**Problem description**: Pictures do not belong in your copy. Repeat all the other data exactly.
═════ Data extract
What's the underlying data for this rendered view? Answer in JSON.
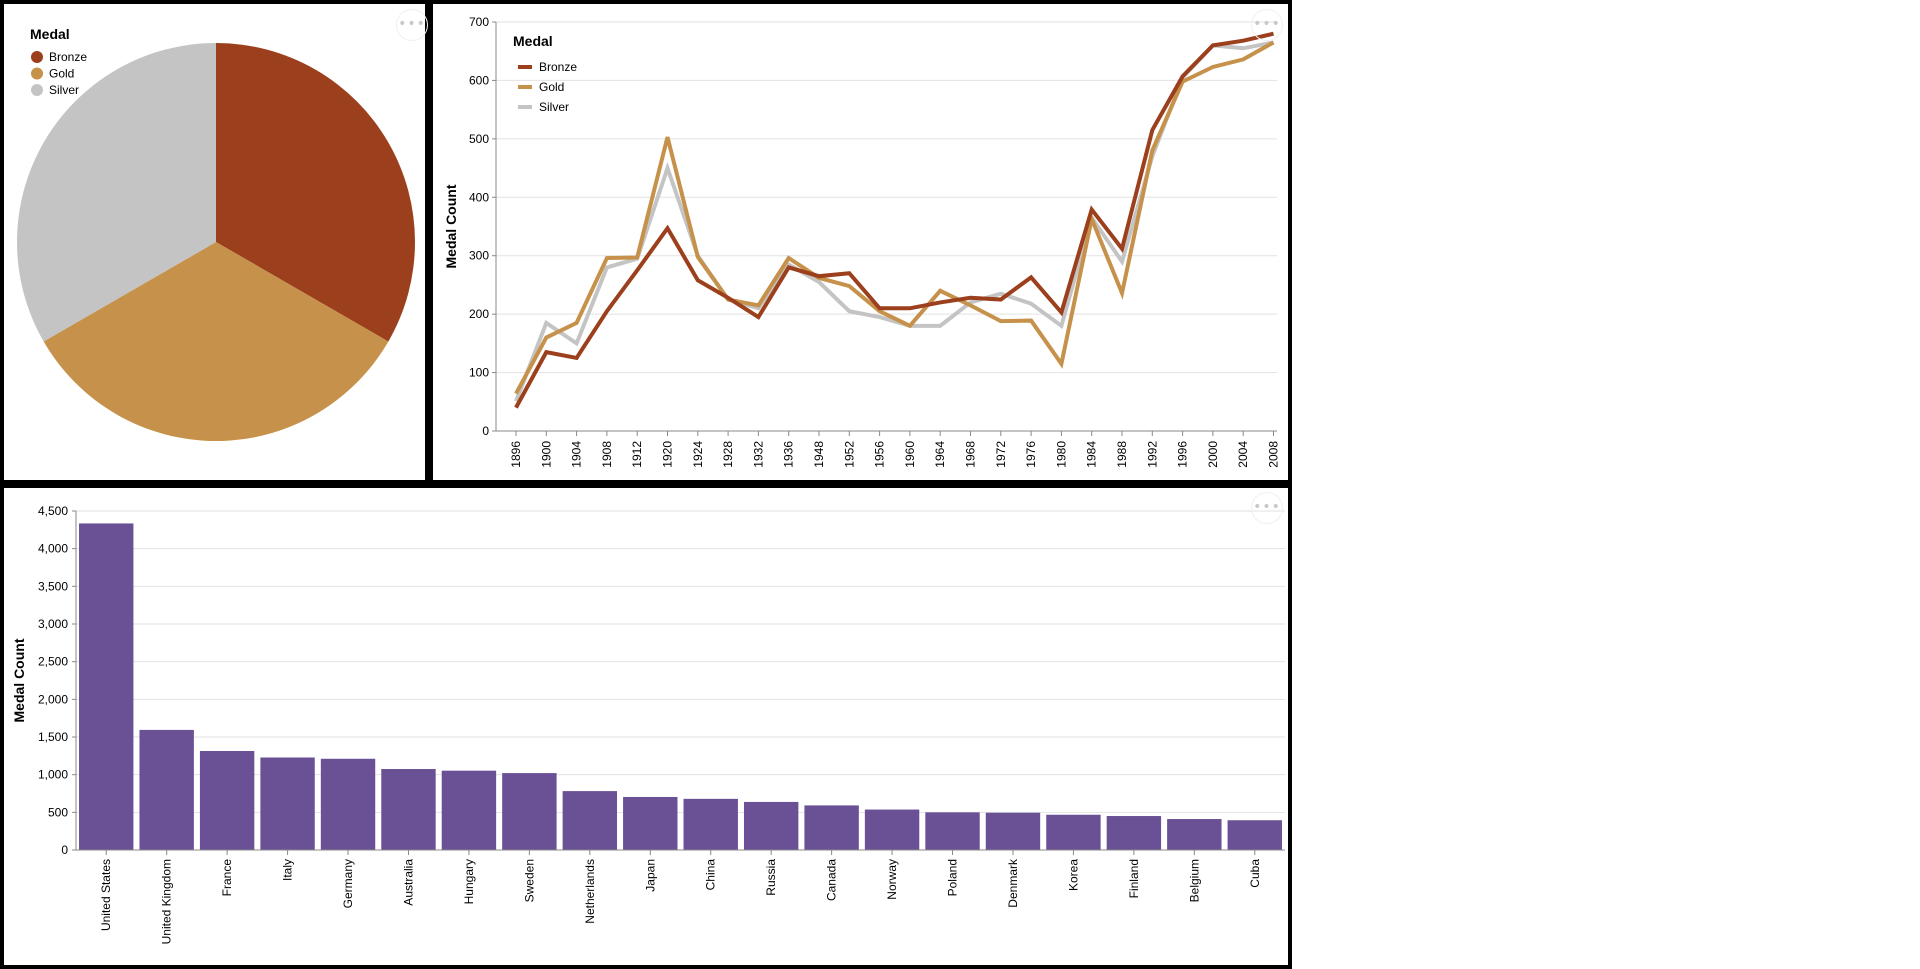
{
  "colors": {
    "Bronze": "#9c3f1c",
    "Gold": "#c6914a",
    "Silver": "#c4c4c4",
    "bar": "#6a5195",
    "grid": "#e2e2e2",
    "axis": "#888888"
  },
  "menu_icon": "more-horizontal-icon",
  "chart_data": [
    {
      "type": "pie",
      "legend": {
        "title": "Medal",
        "placement": "top-left",
        "items": [
          "Bronze",
          "Gold",
          "Silver"
        ]
      },
      "slices": [
        {
          "label": "Bronze",
          "value": 33.34
        },
        {
          "label": "Gold",
          "value": 33.33
        },
        {
          "label": "Silver",
          "value": 33.33
        }
      ]
    },
    {
      "type": "line",
      "ylabel": "Medal Count",
      "ylim": [
        0,
        700
      ],
      "yticks": [
        0,
        100,
        200,
        300,
        400,
        500,
        600,
        700
      ],
      "grid": true,
      "legend": {
        "title": "Medal",
        "placement": "top-left",
        "items": [
          "Bronze",
          "Gold",
          "Silver"
        ]
      },
      "x": [
        "1896",
        "1900",
        "1904",
        "1908",
        "1912",
        "1920",
        "1924",
        "1928",
        "1932",
        "1936",
        "1948",
        "1952",
        "1956",
        "1960",
        "1964",
        "1968",
        "1972",
        "1976",
        "1980",
        "1984",
        "1988",
        "1992",
        "1996",
        "2000",
        "2004",
        "2008"
      ],
      "series": [
        {
          "name": "Bronze",
          "values": [
            40,
            135,
            125,
            205,
            275,
            347,
            258,
            228,
            195,
            280,
            265,
            270,
            210,
            210,
            220,
            228,
            225,
            263,
            203,
            379,
            312,
            515,
            607,
            660,
            668,
            680
          ]
        },
        {
          "name": "Gold",
          "values": [
            64,
            160,
            185,
            296,
            297,
            503,
            298,
            225,
            215,
            296,
            262,
            248,
            205,
            180,
            240,
            215,
            188,
            189,
            115,
            363,
            236,
            480,
            598,
            623,
            636,
            665
          ]
        },
        {
          "name": "Silver",
          "values": [
            51,
            185,
            150,
            280,
            295,
            450,
            300,
            225,
            210,
            285,
            255,
            205,
            195,
            180,
            180,
            220,
            235,
            218,
            180,
            365,
            290,
            470,
            605,
            660,
            655,
            665
          ]
        }
      ]
    },
    {
      "type": "bar",
      "ylabel": "Medal Count",
      "ylim": [
        0,
        4500
      ],
      "yticks": [
        "0",
        "500",
        "1,000",
        "1,500",
        "2,000",
        "2,500",
        "3,000",
        "3,500",
        "4,000",
        "4,500"
      ],
      "grid": true,
      "categories": [
        "United States",
        "United Kingdom",
        "France",
        "Italy",
        "Germany",
        "Australia",
        "Hungary",
        "Sweden",
        "Netherlands",
        "Japan",
        "China",
        "Russia",
        "Canada",
        "Norway",
        "Poland",
        "Denmark",
        "Korea",
        "Finland",
        "Belgium",
        "Cuba"
      ],
      "values": [
        4335,
        1594,
        1314,
        1228,
        1211,
        1075,
        1053,
        1021,
        782,
        704,
        679,
        638,
        592,
        537,
        500,
        495,
        468,
        451,
        411,
        395
      ]
    }
  ]
}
══════════
**Finished answer**:
What's the underlying data for this rendered view? Answer in JSON.
{
  "colors": {
    "Bronze": "#9c3f1c",
    "Gold": "#c6914a",
    "Silver": "#c4c4c4",
    "bar": "#6a5195",
    "grid": "#e2e2e2",
    "axis": "#888888"
  },
  "menu_icon": "more-horizontal-icon",
  "chart_data": [
    {
      "type": "pie",
      "legend": {
        "title": "Medal",
        "placement": "top-left",
        "items": [
          "Bronze",
          "Gold",
          "Silver"
        ]
      },
      "slices": [
        {
          "label": "Bronze",
          "value": 33.34
        },
        {
          "label": "Gold",
          "value": 33.33
        },
        {
          "label": "Silver",
          "value": 33.33
        }
      ]
    },
    {
      "type": "line",
      "ylabel": "Medal Count",
      "ylim": [
        0,
        700
      ],
      "yticks": [
        0,
        100,
        200,
        300,
        400,
        500,
        600,
        700
      ],
      "grid": true,
      "legend": {
        "title": "Medal",
        "placement": "top-left",
        "items": [
          "Bronze",
          "Gold",
          "Silver"
        ]
      },
      "x": [
        "1896",
        "1900",
        "1904",
        "1908",
        "1912",
        "1920",
        "1924",
        "1928",
        "1932",
        "1936",
        "1948",
        "1952",
        "1956",
        "1960",
        "1964",
        "1968",
        "1972",
        "1976",
        "1980",
        "1984",
        "1988",
        "1992",
        "1996",
        "2000",
        "2004",
        "2008"
      ],
      "series": [
        {
          "name": "Bronze",
          "values": [
            40,
            135,
            125,
            205,
            275,
            347,
            258,
            228,
            195,
            280,
            265,
            270,
            210,
            210,
            220,
            228,
            225,
            263,
            203,
            379,
            312,
            515,
            607,
            660,
            668,
            680
          ]
        },
        {
          "name": "Gold",
          "values": [
            64,
            160,
            185,
            296,
            297,
            503,
            298,
            225,
            215,
            296,
            262,
            248,
            205,
            180,
            240,
            215,
            188,
            189,
            115,
            363,
            236,
            480,
            598,
            623,
            636,
            665
          ]
        },
        {
          "name": "Silver",
          "values": [
            51,
            185,
            150,
            280,
            295,
            450,
            300,
            225,
            210,
            285,
            255,
            205,
            195,
            180,
            180,
            220,
            235,
            218,
            180,
            365,
            290,
            470,
            605,
            660,
            655,
            665
          ]
        }
      ]
    },
    {
      "type": "bar",
      "ylabel": "Medal Count",
      "ylim": [
        0,
        4500
      ],
      "yticks": [
        "0",
        "500",
        "1,000",
        "1,500",
        "2,000",
        "2,500",
        "3,000",
        "3,500",
        "4,000",
        "4,500"
      ],
      "grid": true,
      "categories": [
        "United States",
        "United Kingdom",
        "France",
        "Italy",
        "Germany",
        "Australia",
        "Hungary",
        "Sweden",
        "Netherlands",
        "Japan",
        "China",
        "Russia",
        "Canada",
        "Norway",
        "Poland",
        "Denmark",
        "Korea",
        "Finland",
        "Belgium",
        "Cuba"
      ],
      "values": [
        4335,
        1594,
        1314,
        1228,
        1211,
        1075,
        1053,
        1021,
        782,
        704,
        679,
        638,
        592,
        537,
        500,
        495,
        468,
        451,
        411,
        395
      ]
    }
  ]
}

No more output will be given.